- Directive: Which lines in the records below contain the word "washer"? Copy each one out.

:::

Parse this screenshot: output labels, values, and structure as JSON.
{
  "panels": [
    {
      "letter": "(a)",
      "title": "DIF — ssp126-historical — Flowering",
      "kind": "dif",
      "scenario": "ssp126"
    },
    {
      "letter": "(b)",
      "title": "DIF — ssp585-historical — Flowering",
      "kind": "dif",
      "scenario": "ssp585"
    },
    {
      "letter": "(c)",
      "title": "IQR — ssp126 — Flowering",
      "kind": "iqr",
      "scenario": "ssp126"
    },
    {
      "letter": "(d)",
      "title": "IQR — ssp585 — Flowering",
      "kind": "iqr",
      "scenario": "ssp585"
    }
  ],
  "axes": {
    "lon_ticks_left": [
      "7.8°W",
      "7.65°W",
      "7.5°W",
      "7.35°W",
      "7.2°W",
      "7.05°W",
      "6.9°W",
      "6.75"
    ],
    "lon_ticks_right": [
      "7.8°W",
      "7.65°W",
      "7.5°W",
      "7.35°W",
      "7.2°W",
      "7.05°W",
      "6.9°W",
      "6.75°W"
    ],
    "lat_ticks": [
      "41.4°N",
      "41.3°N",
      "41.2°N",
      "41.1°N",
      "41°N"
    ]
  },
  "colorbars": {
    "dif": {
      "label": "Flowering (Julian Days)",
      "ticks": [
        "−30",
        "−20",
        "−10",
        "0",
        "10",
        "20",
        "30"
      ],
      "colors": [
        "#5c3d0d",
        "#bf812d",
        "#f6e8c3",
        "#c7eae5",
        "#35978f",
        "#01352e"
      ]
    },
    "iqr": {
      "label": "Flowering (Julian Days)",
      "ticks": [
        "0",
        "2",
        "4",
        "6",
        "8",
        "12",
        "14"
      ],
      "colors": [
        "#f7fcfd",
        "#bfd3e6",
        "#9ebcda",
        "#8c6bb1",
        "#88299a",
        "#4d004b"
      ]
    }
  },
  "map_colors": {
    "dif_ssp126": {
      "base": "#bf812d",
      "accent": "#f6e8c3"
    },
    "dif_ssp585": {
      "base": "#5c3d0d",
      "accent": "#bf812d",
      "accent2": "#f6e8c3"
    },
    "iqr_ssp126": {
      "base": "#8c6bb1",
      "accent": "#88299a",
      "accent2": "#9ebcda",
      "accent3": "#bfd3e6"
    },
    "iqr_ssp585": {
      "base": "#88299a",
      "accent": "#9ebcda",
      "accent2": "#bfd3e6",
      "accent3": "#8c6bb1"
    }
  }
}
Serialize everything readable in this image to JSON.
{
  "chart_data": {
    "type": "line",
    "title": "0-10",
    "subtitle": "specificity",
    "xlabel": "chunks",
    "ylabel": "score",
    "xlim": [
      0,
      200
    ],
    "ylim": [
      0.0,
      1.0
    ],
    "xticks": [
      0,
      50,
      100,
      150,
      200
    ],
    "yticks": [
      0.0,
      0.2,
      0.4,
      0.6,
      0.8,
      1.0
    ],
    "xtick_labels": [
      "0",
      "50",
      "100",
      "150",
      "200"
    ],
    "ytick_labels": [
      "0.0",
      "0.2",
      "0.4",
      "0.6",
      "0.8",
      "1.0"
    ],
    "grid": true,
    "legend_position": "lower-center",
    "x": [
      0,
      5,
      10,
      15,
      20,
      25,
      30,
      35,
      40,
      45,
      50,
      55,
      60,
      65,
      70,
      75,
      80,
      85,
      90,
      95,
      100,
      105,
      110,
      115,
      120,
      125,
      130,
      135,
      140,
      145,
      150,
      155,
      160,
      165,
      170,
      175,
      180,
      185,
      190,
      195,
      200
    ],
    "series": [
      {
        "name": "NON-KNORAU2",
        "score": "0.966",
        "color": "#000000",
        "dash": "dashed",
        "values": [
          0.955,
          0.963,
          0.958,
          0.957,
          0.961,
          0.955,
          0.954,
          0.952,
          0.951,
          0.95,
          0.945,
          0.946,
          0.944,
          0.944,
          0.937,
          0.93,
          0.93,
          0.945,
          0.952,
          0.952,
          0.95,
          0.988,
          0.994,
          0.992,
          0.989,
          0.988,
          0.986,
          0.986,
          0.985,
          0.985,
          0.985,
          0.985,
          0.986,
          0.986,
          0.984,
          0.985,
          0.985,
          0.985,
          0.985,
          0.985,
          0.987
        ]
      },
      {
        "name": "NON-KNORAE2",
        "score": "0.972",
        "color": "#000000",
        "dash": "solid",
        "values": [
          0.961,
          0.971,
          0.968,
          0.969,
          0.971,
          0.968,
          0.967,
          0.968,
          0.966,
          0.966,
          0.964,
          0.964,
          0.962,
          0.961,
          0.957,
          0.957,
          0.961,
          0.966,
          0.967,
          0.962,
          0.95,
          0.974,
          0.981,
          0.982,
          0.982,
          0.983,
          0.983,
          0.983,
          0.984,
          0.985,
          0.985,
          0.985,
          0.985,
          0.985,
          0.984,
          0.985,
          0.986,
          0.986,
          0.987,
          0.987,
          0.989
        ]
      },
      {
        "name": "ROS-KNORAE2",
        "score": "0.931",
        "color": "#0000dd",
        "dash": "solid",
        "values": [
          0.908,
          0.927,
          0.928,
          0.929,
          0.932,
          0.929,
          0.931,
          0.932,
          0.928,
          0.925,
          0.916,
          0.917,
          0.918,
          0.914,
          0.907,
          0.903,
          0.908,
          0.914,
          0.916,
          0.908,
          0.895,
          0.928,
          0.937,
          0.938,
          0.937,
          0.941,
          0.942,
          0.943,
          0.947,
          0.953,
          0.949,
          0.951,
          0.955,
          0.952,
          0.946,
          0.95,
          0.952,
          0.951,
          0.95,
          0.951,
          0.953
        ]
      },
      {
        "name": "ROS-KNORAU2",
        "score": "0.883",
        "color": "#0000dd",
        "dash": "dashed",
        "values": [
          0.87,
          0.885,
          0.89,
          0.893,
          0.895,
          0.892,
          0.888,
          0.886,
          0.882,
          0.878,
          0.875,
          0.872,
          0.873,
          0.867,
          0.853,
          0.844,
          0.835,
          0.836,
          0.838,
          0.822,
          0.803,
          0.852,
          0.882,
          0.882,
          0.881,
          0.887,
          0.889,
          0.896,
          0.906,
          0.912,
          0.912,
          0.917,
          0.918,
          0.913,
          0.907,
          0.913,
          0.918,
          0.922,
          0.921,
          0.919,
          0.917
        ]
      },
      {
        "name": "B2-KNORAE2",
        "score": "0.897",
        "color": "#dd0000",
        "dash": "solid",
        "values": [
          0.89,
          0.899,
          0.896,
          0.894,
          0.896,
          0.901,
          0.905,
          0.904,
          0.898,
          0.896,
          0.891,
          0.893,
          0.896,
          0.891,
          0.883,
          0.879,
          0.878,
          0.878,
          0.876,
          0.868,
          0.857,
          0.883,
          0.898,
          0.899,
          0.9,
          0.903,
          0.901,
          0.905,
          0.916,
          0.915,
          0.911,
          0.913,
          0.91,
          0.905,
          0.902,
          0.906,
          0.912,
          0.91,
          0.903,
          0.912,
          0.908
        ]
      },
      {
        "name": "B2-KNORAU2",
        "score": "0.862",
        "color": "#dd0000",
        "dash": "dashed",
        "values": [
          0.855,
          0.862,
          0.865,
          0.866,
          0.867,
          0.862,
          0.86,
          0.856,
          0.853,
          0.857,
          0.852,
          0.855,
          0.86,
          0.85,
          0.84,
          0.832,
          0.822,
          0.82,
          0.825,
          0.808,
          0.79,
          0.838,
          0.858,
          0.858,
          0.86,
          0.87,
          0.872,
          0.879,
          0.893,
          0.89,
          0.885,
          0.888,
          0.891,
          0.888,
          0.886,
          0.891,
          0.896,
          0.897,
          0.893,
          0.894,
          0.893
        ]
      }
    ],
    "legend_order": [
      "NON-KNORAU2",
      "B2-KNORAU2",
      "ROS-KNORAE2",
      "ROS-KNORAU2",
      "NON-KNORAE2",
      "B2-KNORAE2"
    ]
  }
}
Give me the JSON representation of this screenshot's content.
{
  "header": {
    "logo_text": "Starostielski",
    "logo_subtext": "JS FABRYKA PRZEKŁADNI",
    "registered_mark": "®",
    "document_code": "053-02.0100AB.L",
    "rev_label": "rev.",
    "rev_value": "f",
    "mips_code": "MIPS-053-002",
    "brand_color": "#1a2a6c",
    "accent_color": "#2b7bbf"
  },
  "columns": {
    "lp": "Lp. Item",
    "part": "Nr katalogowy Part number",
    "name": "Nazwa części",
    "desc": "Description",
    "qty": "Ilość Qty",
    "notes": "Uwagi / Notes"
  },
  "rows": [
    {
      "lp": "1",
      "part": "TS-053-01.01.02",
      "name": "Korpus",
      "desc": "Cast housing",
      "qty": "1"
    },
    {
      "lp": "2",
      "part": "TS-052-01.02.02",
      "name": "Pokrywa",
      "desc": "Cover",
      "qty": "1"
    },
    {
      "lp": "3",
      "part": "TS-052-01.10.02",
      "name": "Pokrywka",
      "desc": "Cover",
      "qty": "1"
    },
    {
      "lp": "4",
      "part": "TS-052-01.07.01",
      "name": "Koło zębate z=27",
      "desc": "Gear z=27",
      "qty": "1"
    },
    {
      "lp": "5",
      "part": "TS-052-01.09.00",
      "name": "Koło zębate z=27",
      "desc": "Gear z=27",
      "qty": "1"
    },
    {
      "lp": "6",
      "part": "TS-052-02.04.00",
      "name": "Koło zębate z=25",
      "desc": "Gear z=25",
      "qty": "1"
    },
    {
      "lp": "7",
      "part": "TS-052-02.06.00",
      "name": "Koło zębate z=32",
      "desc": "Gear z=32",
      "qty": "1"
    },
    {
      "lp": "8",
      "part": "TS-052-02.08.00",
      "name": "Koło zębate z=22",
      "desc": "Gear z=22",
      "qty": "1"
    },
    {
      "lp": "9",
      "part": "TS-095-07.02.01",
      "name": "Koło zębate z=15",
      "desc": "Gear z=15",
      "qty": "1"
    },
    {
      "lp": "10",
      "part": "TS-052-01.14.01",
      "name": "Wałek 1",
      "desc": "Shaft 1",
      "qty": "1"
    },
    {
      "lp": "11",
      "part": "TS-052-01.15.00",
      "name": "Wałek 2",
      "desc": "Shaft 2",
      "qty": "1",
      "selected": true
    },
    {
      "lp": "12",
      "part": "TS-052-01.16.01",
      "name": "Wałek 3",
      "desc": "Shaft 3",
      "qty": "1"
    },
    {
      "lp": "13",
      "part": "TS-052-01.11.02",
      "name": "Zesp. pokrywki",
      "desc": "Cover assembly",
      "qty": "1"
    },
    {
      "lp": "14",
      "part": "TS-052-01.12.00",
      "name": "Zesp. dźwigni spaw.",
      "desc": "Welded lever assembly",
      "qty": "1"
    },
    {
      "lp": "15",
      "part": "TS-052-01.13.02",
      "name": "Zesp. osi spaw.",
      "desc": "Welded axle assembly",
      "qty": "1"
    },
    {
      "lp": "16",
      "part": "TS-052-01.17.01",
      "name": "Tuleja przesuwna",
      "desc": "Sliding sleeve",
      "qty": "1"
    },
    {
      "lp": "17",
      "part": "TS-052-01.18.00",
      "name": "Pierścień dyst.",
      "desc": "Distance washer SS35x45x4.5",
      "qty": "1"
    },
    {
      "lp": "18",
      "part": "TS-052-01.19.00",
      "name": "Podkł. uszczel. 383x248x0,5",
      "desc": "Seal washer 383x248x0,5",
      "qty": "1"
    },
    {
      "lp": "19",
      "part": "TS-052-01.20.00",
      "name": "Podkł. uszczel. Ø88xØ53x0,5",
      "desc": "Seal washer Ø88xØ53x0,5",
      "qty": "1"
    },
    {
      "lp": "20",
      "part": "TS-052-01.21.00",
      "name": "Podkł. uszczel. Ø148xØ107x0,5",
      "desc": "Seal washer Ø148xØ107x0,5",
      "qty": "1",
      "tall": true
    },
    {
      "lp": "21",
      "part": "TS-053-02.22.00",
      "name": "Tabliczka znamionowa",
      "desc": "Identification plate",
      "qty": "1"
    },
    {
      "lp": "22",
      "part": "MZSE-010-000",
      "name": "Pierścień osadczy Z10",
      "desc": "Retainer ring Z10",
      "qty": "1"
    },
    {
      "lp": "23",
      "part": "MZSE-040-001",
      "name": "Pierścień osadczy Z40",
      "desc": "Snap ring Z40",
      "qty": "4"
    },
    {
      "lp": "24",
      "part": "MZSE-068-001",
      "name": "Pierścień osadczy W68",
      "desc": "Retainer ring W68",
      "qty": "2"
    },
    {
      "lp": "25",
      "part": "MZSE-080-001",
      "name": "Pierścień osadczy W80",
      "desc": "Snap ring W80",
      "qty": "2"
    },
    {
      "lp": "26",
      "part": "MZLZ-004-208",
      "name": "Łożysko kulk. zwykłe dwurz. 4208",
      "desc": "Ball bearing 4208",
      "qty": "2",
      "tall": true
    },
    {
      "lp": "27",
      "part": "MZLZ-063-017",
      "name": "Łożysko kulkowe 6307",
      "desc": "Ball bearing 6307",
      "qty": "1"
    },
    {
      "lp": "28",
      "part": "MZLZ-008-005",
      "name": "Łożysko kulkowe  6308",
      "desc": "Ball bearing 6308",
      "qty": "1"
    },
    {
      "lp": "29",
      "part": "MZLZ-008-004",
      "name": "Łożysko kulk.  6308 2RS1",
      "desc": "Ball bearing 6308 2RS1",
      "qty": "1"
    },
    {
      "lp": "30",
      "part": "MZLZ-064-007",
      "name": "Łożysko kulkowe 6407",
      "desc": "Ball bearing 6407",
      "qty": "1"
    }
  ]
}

:::

- Solution:
      "desc": "Distance washer SS35x45x4.5",
      "desc": "Seal washer 383x248x0,5",
      "desc": "Seal washer Ø88xØ53x0,5",
      "desc": "Seal washer Ø148xØ107x0,5",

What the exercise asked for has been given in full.